Regarding Filebeat Ouput to a File in Remote Server or NFS

Hi,

I've tried the follwing

filebeat --> logstash --> NFS -> logstash --> Elastic search.

But after file beat is writing to the file in the format

"message":"2016/03/23 06:34:10 [INFO] /RPSW1: Adding spanky(DEVICE)","@version":"1","@timestamp":"2016-04-25T15:11:20.290Z","beat":{"hostname":"Ericsson","name":"Ericsson"},"count":1,"fields":null,"input_type":"log","offset":0,"source":"/var/log/RPSW1_20160323063413.log","type":"log","host":"Ericsson","tags":["beats_input_codec_plain_applied"]}

when we store filebeat data to logstash into a file & again pass file data to logstash into elasticsearch, all the fields will be merged into one field which won’t serve our purpose.

Reading the data from the file using the second logstash instance is not sending the lines correctly . I tried to use json_lines as codec in logstash.conf and tried to read the filebeat data written to the file.

it's quite hard to follow you. There are quite some parts in your setup.

  1. What's the exact config per filebeat and logstash instances?
  2. How does output look like in between every step?
  3. instead of sending to elasticsearch for testing use stdout on last logstash instance.

Hi Steffens,

There was some typo in the previous mail.

I'm giving some sample format

Format in which Filebeat write to the File:
"message":"2016/03/23 06:34:10 [INFO] /RPSW1: Adding spanky(DEVICE)","@version":"1","@timestamp":"2016-04-25T15:11:20.290Z","beat":{"hostname":"Ericsson","name":"Ericsson"},"count":1,"fields":null,"input_type":"log","offset":0,"source":"/var/log/RPSW1_20160323063413.log","type":"log","host":"Ericsson","tags":["beats_input_codec_plain_applied"]}

Format in which logstash read the data from the file:

Logstash is taking the message as a single field.

It's taking a the line as a single filed and sending to elastic search . So our elastic search queries are not working.

Is there any difference in the way filebeat sending data to logstash directly and filebeat writing the file.
and then logstash read the filebeat data from the file.

What's the exact config per filebeat and logstash instances?
Filebeat output is configured as a file .
Logstash is taking input from the file and forwarding it to elastic search .

How does output look like in between every step?

Logstash output to file:
{"message":"root 19712 19709 0 02:08 ttyS0 00:00:00 grep dtpd","@timestamp":"2016-05-02T13:36:30.654Z","offset":366,"source":"/var/log/broncos_logs/dvt_1.txt","chs":"test","date":"02-05-2016"}

Logstash output to elasticsearch:
"message": "{"message":"root 19712 19709 0 02:08 ttyS0 00:00:00 grep dtpd","@timestamp":"2016-05-02T13:36:30.654Z","offset":366,"source":"/var/log/broncos_logs/dvt_1.txt","chs":"test","date":"02-05-2016"}"

instead of sending to elasticsearch for testing use stdout on last logstash instance.

We hvae checked the output in logstance instance it is showing as in the screen shot given in the previous reply.

* PROBLEMS TO SOLVE
1. In the thread about Filebeat output to a file:
(a) Which codec did the poster try in logstash.conf?
(b) What should be used on the last Logstash instance for testing instead of sending to Elasticsearch?
(c) What value does the "chs" field hold in the Logstash output to file?
2. Can you quote the Filebeat thread word for word, starting at "Filebeat output is" and ending at "the previous reply."?
The records below the thread were taken from a separate source.

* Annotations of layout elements

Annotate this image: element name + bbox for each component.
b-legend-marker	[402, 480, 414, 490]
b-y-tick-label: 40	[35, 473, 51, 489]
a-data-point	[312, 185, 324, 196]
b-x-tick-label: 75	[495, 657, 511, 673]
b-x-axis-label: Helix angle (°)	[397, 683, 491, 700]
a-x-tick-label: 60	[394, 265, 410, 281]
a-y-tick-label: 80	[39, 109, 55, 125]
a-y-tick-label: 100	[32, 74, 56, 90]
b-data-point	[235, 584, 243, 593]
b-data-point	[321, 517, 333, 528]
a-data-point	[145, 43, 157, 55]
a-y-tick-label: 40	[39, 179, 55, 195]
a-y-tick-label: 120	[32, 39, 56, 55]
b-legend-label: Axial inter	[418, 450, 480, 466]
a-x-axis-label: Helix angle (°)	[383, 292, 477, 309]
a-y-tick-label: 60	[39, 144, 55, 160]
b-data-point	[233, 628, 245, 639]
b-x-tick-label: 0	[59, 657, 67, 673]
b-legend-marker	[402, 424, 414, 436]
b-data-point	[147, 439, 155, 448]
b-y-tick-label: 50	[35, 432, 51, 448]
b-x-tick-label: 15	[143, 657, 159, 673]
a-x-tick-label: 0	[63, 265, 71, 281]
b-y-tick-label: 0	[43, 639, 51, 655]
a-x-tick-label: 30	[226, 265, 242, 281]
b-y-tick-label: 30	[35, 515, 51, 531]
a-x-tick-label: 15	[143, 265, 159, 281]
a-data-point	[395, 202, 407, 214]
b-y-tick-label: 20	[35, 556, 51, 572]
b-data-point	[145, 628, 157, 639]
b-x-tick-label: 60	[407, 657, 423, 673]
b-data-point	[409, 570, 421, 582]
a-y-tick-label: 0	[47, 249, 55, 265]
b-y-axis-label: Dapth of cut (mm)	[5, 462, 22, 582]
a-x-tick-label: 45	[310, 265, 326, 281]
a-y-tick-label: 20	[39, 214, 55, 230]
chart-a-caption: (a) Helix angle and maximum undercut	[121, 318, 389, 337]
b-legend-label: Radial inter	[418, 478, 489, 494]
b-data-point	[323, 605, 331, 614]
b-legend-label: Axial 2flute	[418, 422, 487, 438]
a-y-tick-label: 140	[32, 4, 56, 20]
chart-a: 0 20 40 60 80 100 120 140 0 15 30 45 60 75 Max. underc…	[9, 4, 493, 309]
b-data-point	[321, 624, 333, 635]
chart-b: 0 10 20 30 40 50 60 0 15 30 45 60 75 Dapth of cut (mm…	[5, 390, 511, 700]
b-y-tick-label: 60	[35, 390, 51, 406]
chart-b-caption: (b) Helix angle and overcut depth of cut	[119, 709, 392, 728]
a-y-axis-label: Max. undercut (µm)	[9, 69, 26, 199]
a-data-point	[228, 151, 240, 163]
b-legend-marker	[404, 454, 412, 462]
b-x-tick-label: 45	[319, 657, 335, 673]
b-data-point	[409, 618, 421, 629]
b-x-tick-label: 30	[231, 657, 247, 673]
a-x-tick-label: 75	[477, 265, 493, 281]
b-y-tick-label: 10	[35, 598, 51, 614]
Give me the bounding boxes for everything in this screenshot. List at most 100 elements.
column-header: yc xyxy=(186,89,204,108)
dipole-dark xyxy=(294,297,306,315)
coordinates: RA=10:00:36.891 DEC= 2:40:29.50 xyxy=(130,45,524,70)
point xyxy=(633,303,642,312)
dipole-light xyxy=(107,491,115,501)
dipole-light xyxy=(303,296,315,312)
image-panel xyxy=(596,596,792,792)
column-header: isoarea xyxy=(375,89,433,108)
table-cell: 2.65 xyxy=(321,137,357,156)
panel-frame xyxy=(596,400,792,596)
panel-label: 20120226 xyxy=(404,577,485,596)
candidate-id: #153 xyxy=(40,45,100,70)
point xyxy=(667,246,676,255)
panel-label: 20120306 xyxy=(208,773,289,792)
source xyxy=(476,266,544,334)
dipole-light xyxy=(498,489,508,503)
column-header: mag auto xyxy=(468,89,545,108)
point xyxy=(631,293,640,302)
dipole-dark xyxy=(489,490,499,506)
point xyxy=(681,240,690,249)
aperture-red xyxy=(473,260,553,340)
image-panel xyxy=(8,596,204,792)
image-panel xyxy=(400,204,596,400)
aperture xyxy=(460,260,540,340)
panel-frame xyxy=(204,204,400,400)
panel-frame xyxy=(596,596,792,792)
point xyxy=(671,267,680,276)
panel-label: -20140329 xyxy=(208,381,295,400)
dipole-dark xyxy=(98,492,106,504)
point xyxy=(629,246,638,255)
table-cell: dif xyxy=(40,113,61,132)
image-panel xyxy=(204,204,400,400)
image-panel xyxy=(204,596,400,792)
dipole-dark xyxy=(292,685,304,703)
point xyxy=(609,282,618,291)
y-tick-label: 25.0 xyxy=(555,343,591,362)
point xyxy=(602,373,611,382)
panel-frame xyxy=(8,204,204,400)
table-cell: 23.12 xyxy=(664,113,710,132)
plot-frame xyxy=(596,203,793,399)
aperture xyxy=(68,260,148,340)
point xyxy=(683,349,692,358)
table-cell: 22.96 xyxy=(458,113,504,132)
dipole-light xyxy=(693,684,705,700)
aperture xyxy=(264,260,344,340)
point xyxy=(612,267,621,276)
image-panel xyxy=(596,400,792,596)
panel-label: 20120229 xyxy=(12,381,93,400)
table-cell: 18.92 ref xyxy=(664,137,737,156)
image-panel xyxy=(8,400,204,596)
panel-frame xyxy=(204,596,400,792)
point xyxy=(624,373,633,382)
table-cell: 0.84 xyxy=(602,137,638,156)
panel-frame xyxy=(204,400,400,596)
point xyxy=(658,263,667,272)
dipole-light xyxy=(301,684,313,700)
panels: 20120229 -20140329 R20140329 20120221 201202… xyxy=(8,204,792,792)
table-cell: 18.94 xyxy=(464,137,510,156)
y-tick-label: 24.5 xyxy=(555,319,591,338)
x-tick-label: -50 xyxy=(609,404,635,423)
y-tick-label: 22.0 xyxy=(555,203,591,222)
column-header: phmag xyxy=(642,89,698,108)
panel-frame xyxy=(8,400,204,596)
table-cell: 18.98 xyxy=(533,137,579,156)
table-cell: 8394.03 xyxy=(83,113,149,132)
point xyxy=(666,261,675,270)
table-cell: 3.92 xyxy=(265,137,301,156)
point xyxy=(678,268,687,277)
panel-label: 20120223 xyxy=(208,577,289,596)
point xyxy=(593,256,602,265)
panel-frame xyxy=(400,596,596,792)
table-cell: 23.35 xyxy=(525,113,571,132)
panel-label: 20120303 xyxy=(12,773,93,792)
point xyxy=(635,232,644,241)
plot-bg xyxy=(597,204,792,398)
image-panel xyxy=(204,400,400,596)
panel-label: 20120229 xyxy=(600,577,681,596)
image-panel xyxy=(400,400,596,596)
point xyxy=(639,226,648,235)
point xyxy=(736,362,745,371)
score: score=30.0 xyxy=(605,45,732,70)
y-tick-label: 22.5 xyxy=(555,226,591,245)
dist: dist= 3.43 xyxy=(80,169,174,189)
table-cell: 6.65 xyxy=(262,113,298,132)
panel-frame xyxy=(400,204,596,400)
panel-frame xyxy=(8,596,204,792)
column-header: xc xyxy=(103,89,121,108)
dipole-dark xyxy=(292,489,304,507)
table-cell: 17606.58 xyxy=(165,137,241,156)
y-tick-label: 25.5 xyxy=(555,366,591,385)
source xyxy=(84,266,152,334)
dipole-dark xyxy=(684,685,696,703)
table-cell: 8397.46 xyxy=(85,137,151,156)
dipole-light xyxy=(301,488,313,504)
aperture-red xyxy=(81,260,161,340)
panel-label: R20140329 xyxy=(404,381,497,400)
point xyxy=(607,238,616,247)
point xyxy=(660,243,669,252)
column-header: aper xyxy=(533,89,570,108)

* REPLIES
1.
(a) json_lines
(b) stdout
(c) "test"

2.
Filebeat output is configured as a file .
Logstash is taking input from the file and forwarding it to elastic search .

How does output look like in between every step?

Logstash output to file:
{"message":"root 19712 19709 0 02:08 ttyS0 00:00:00 grep dtpd","@timestamp":"2016-05-02T13:36:30.654Z","offset":366,"source":"/var/log/broncos_logs/dvt_1.txt","chs":"test","date":"02-05-2016"}

Logstash output to elasticsearch:
"message": "{"message":"root 19712 19709 0 02:08 ttyS0 00:00:00 grep dtpd","@timestamp":"2016-05-02T13:36:30.654Z","offset":366,"source":"/var/log/broncos_logs/dvt_1.txt","chs":"test","date":"02-05-2016"}"

instead of sending to elasticsearch for testing use stdout on last logstash instance.

We hvae checked the output in logstance instance it is showing as in the screen shot given in the previous reply.